= PROBLEM TO WORK ON =
Write the records out again, exactly as they stand below.

= Extracts from a graphics dataset =
........

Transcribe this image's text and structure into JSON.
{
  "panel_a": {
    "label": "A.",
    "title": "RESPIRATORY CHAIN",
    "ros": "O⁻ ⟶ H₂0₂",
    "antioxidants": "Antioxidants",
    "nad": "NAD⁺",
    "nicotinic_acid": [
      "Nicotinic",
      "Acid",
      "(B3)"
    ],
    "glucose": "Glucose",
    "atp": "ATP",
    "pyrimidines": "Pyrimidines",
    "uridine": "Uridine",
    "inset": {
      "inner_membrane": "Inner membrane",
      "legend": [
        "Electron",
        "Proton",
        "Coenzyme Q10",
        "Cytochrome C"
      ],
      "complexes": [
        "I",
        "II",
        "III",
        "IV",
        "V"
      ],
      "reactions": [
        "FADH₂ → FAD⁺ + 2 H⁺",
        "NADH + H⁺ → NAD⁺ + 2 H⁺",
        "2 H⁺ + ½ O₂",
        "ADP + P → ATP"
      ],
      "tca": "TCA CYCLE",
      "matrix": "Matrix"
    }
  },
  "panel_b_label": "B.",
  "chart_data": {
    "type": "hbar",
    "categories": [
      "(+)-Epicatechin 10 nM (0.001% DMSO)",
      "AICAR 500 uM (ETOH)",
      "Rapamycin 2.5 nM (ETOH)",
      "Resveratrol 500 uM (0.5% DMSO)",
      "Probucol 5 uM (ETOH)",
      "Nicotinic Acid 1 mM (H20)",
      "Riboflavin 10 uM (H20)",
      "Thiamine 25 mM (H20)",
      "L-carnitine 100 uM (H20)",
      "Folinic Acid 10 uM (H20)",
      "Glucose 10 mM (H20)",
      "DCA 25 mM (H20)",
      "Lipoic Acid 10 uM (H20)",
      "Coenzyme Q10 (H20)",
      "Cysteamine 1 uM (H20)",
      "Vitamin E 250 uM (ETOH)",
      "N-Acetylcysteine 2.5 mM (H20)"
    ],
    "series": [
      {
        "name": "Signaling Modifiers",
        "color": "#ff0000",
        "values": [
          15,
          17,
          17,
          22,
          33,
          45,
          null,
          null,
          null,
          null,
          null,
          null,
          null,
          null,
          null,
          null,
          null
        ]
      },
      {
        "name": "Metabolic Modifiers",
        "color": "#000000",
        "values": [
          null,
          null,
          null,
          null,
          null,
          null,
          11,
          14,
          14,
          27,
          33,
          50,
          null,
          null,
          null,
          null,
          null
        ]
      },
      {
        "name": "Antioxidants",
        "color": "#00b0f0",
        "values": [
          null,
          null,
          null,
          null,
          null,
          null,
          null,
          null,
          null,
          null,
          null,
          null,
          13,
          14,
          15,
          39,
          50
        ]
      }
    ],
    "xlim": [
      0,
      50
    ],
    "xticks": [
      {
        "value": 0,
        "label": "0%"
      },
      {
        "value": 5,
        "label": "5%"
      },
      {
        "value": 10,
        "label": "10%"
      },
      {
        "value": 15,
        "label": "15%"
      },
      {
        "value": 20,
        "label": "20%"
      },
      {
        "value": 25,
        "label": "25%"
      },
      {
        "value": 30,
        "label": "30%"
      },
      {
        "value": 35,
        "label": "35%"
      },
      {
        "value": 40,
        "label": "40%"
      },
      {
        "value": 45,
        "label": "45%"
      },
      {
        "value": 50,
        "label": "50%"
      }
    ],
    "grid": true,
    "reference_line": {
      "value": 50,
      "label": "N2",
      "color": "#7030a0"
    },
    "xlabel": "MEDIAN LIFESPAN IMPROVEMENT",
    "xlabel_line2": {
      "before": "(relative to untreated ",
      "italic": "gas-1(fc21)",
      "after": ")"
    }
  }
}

........

= EXERCISE OUTPUT =
Transcribe this image's text and structure into JSON.
{
  "panel_a": {
    "label": "A.",
    "title": "RESPIRATORY CHAIN",
    "ros": "O⁻ ⟶ H₂0₂",
    "antioxidants": "Antioxidants",
    "nad": "NAD⁺",
    "nicotinic_acid": [
      "Nicotinic",
      "Acid",
      "(B3)"
    ],
    "glucose": "Glucose",
    "atp": "ATP",
    "pyrimidines": "Pyrimidines",
    "uridine": "Uridine",
    "inset": {
      "inner_membrane": "Inner membrane",
      "legend": [
        "Electron",
        "Proton",
        "Coenzyme Q10",
        "Cytochrome C"
      ],
      "complexes": [
        "I",
        "II",
        "III",
        "IV",
        "V"
      ],
      "reactions": [
        "FADH₂ → FAD⁺ + 2 H⁺",
        "NADH + H⁺ → NAD⁺ + 2 H⁺",
        "2 H⁺ + ½ O₂",
        "ADP + P → ATP"
      ],
      "tca": "TCA CYCLE",
      "matrix": "Matrix"
    }
  },
  "panel_b_label": "B.",
  "chart_data": {
    "type": "hbar",
    "categories": [
      "(+)-Epicatechin 10 nM (0.001% DMSO)",
      "AICAR 500 uM (ETOH)",
      "Rapamycin 2.5 nM (ETOH)",
      "Resveratrol 500 uM (0.5% DMSO)",
      "Probucol 5 uM (ETOH)",
      "Nicotinic Acid 1 mM (H20)",
      "Riboflavin 10 uM (H20)",
      "Thiamine 25 mM (H20)",
      "L-carnitine 100 uM (H20)",
      "Folinic Acid 10 uM (H20)",
      "Glucose 10 mM (H20)",
      "DCA 25 mM (H20)",
      "Lipoic Acid 10 uM (H20)",
      "Coenzyme Q10 (H20)",
      "Cysteamine 1 uM (H20)",
      "Vitamin E 250 uM (ETOH)",
      "N-Acetylcysteine 2.5 mM (H20)"
    ],
    "series": [
      {
        "name": "Signaling Modifiers",
        "color": "#ff0000",
        "values": [
          15,
          17,
          17,
          22,
          33,
          45,
          null,
          null,
          null,
          null,
          null,
          null,
          null,
          null,
          null,
          null,
          null
        ]
      },
      {
        "name": "Metabolic Modifiers",
        "color": "#000000",
        "values": [
          null,
          null,
          null,
          null,
          null,
          null,
          11,
          14,
          14,
          27,
          33,
          50,
          null,
          null,
          null,
          null,
          null
        ]
      },
      {
        "name": "Antioxidants",
        "color": "#00b0f0",
        "values": [
          null,
          null,
          null,
          null,
          null,
          null,
          null,
          null,
          null,
          null,
          null,
          null,
          13,
          14,
          15,
          39,
          50
        ]
      }
    ],
    "xlim": [
      0,
      50
    ],
    "xticks": [
      {
        "value": 0,
        "label": "0%"
      },
      {
        "value": 5,
        "label": "5%"
      },
      {
        "value": 10,
        "label": "10%"
      },
      {
        "value": 15,
        "label": "15%"
      },
      {
        "value": 20,
        "label": "20%"
      },
      {
        "value": 25,
        "label": "25%"
      },
      {
        "value": 30,
        "label": "30%"
      },
      {
        "value": 35,
        "label": "35%"
      },
      {
        "value": 40,
        "label": "40%"
      },
      {
        "value": 45,
        "label": "45%"
      },
      {
        "value": 50,
        "label": "50%"
      }
    ],
    "grid": true,
    "reference_line": {
      "value": 50,
      "label": "N2",
      "color": "#7030a0"
    },
    "xlabel": "MEDIAN LIFESPAN IMPROVEMENT",
    "xlabel_line2": {
      "before": "(relative to untreated ",
      "italic": "gas-1(fc21)",
      "after": ")"
    }
  }
}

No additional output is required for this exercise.